# EXERCISE
The records below are to be copied exactly, with every picture left out.

# DATA PROVIDED

◇ ◇ ◇ ◇

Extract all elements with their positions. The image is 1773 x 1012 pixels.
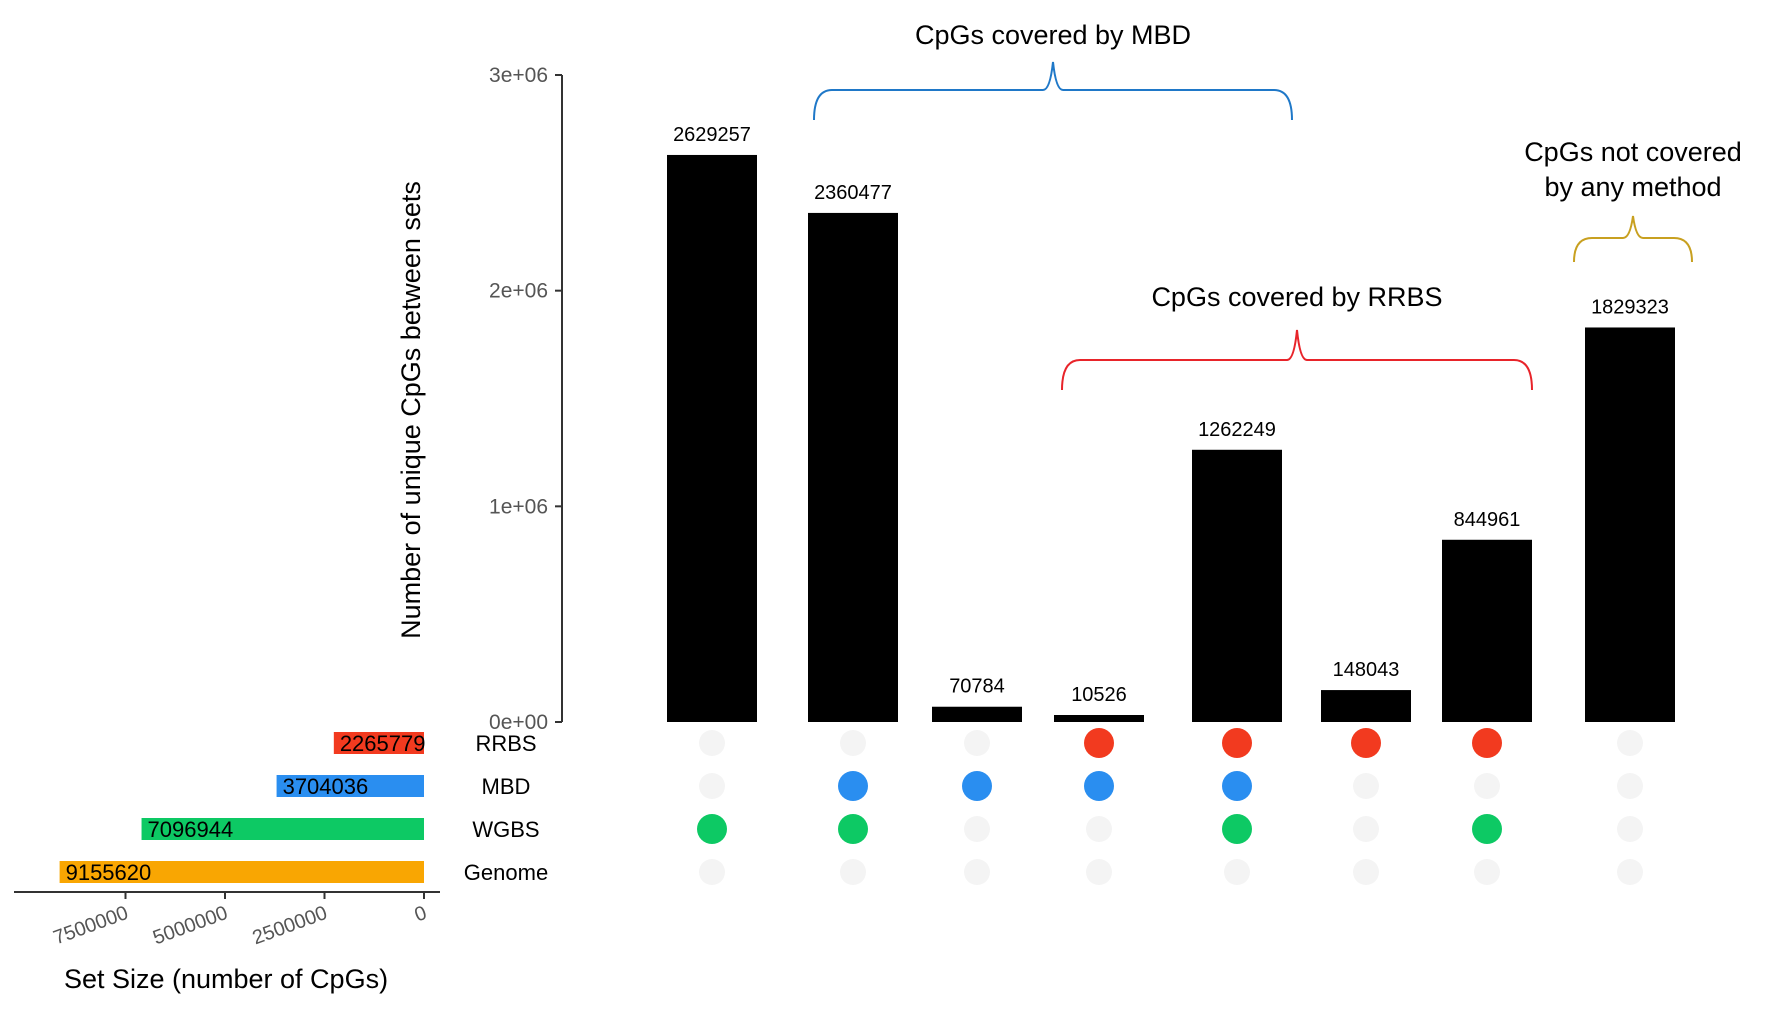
set-size-bar (333, 732, 424, 754)
y-tick-label: 0e+00 (489, 711, 548, 734)
membership-dot-filled (697, 814, 727, 844)
membership-dot-empty (1474, 773, 1500, 799)
membership-dot-empty (1086, 859, 1112, 885)
membership-dot-filled (1472, 814, 1502, 844)
intersection-bar (932, 706, 1022, 722)
set-size-value: 3704036 (283, 774, 369, 799)
set-size-tick-label: 2500000 (250, 902, 331, 949)
membership-dot-empty (840, 730, 866, 756)
membership-dot-empty (840, 859, 866, 885)
bar-value-label: 70784 (949, 676, 1005, 698)
intersection-bar (1585, 327, 1675, 722)
membership-dot-filled (1472, 728, 1502, 758)
set-name-label: RRBS (475, 731, 536, 756)
membership-dot-filled (1351, 728, 1381, 758)
membership-dot-empty (699, 859, 725, 885)
set-size-bar (276, 775, 424, 797)
y-tick-label: 2e+06 (489, 280, 548, 303)
membership-dot-empty (964, 730, 990, 756)
bar-value-label: 1262249 (1198, 419, 1276, 441)
set-name-label: Genome (464, 860, 548, 885)
membership-dot-filled (962, 771, 992, 801)
bar-value-label: 148043 (1333, 659, 1400, 681)
set-size-bar (141, 818, 424, 840)
annotation-label: CpGs not covered (1524, 137, 1742, 167)
membership-dot-filled (838, 814, 868, 844)
set-name-label: WGBS (472, 817, 539, 842)
bar-value-label: 2360477 (814, 182, 892, 204)
membership-dot-filled (1222, 728, 1252, 758)
membership-dot-filled (1222, 814, 1252, 844)
annotation-brace (1573, 215, 1693, 263)
set-size-value: 2265779 (340, 731, 426, 756)
membership-dot-empty (1617, 730, 1643, 756)
x-axis-label: Set Size (number of CpGs) (64, 964, 388, 994)
intersection-bar (1054, 715, 1144, 722)
membership-dot-empty (1617, 859, 1643, 885)
y-axis-label: Number of unique CpGs between sets (396, 181, 426, 639)
y-tick-label: 3e+06 (489, 64, 548, 87)
set-size-tick-label: 0 (412, 902, 430, 926)
membership-dot-filled (1084, 728, 1114, 758)
annotation-label: CpGs covered by MBD (915, 20, 1191, 50)
set-size-value: 9155620 (66, 860, 152, 885)
annotation-brace (813, 61, 1293, 121)
membership-dot-empty (964, 859, 990, 885)
set-size-value: 7096944 (148, 817, 234, 842)
membership-dot-empty (1086, 816, 1112, 842)
membership-dot-empty (1224, 859, 1250, 885)
membership-dot-empty (1353, 773, 1379, 799)
annotation-label: by any method (1544, 172, 1721, 202)
membership-dot-empty (964, 816, 990, 842)
membership-dot-empty (699, 773, 725, 799)
set-name-label: MBD (482, 774, 531, 799)
membership-dot-filled (1084, 771, 1114, 801)
membership-dot-empty (1353, 859, 1379, 885)
bar-value-label: 10526 (1071, 684, 1127, 706)
set-size-tick-label: 5000000 (150, 902, 231, 949)
membership-dot-filled (838, 771, 868, 801)
membership-dot-filled (1222, 771, 1252, 801)
membership-dot-empty (1617, 816, 1643, 842)
bar-value-label: 2629257 (673, 124, 751, 146)
annotation-label: CpGs covered by RRBS (1151, 282, 1442, 312)
set-size-tick-label: 7500000 (51, 902, 132, 949)
membership-dot-empty (1474, 859, 1500, 885)
set-size-bar (59, 861, 424, 883)
y-tick-label: 1e+06 (489, 495, 548, 518)
intersection-bar (808, 212, 898, 722)
membership-dot-empty (1617, 773, 1643, 799)
intersection-bar (1192, 449, 1282, 722)
annotation-brace (1061, 329, 1533, 391)
intersection-bar (667, 154, 757, 722)
bar-value-label: 844961 (1454, 509, 1521, 531)
intersection-bar (1442, 539, 1532, 722)
membership-dot-empty (699, 730, 725, 756)
intersection-bar (1321, 690, 1411, 722)
bar-value-label: 1829323 (1591, 296, 1669, 318)
membership-dot-empty (1353, 816, 1379, 842)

◇ ◇ ◇ ◇

# TASK ANSWER
Extract all elements with their positions. The image is 1773 x 1012 pixels.
set-size-bar (333, 732, 424, 754)
y-tick-label: 0e+00 (489, 711, 548, 734)
membership-dot-filled (697, 814, 727, 844)
membership-dot-empty (1474, 773, 1500, 799)
membership-dot-empty (1086, 859, 1112, 885)
membership-dot-filled (1472, 814, 1502, 844)
intersection-bar (932, 706, 1022, 722)
set-size-value: 3704036 (283, 774, 369, 799)
set-size-tick-label: 2500000 (250, 902, 331, 949)
membership-dot-empty (840, 730, 866, 756)
membership-dot-empty (840, 859, 866, 885)
bar-value-label: 70784 (949, 676, 1005, 698)
intersection-bar (1585, 327, 1675, 722)
membership-dot-filled (1472, 728, 1502, 758)
set-name-label: RRBS (475, 731, 536, 756)
membership-dot-filled (1351, 728, 1381, 758)
membership-dot-empty (699, 859, 725, 885)
set-size-bar (276, 775, 424, 797)
y-tick-label: 2e+06 (489, 280, 548, 303)
membership-dot-empty (964, 730, 990, 756)
bar-value-label: 1262249 (1198, 419, 1276, 441)
set-name-label: Genome (464, 860, 548, 885)
membership-dot-filled (962, 771, 992, 801)
bar-value-label: 148043 (1333, 659, 1400, 681)
set-size-bar (141, 818, 424, 840)
annotation-label: CpGs not covered (1524, 137, 1742, 167)
membership-dot-filled (838, 814, 868, 844)
set-name-label: WGBS (472, 817, 539, 842)
bar-value-label: 2360477 (814, 182, 892, 204)
membership-dot-filled (1222, 728, 1252, 758)
membership-dot-filled (1222, 814, 1252, 844)
annotation-brace (1573, 215, 1693, 263)
set-size-value: 2265779 (340, 731, 426, 756)
membership-dot-empty (1617, 730, 1643, 756)
x-axis-label: Set Size (number of CpGs) (64, 964, 388, 994)
intersection-bar (1054, 715, 1144, 722)
membership-dot-empty (1617, 859, 1643, 885)
y-axis-label: Number of unique CpGs between sets (396, 181, 426, 639)
y-tick-label: 3e+06 (489, 64, 548, 87)
set-size-tick-label: 0 (412, 902, 430, 926)
membership-dot-filled (1084, 728, 1114, 758)
annotation-label: CpGs covered by MBD (915, 20, 1191, 50)
set-size-value: 9155620 (66, 860, 152, 885)
annotation-brace (813, 61, 1293, 121)
membership-dot-empty (964, 859, 990, 885)
set-size-value: 7096944 (148, 817, 234, 842)
membership-dot-empty (1086, 816, 1112, 842)
membership-dot-empty (1224, 859, 1250, 885)
membership-dot-empty (1353, 773, 1379, 799)
annotation-label: by any method (1544, 172, 1721, 202)
membership-dot-empty (964, 816, 990, 842)
membership-dot-empty (699, 773, 725, 799)
set-name-label: MBD (482, 774, 531, 799)
membership-dot-filled (1084, 771, 1114, 801)
membership-dot-empty (1353, 859, 1379, 885)
bar-value-label: 10526 (1071, 684, 1127, 706)
set-size-tick-label: 5000000 (150, 902, 231, 949)
membership-dot-filled (838, 771, 868, 801)
membership-dot-filled (1222, 771, 1252, 801)
membership-dot-empty (1617, 816, 1643, 842)
bar-value-label: 2629257 (673, 124, 751, 146)
annotation-label: CpGs covered by RRBS (1151, 282, 1442, 312)
set-size-tick-label: 7500000 (51, 902, 132, 949)
membership-dot-empty (1474, 859, 1500, 885)
set-size-bar (59, 861, 424, 883)
y-tick-label: 1e+06 (489, 495, 548, 518)
intersection-bar (808, 212, 898, 722)
membership-dot-empty (1617, 773, 1643, 799)
intersection-bar (1192, 449, 1282, 722)
annotation-brace (1061, 329, 1533, 391)
intersection-bar (667, 154, 757, 722)
bar-value-label: 844961 (1454, 509, 1521, 531)
intersection-bar (1442, 539, 1532, 722)
membership-dot-empty (699, 730, 725, 756)
intersection-bar (1321, 690, 1411, 722)
bar-value-label: 1829323 (1591, 296, 1669, 318)
membership-dot-empty (1353, 816, 1379, 842)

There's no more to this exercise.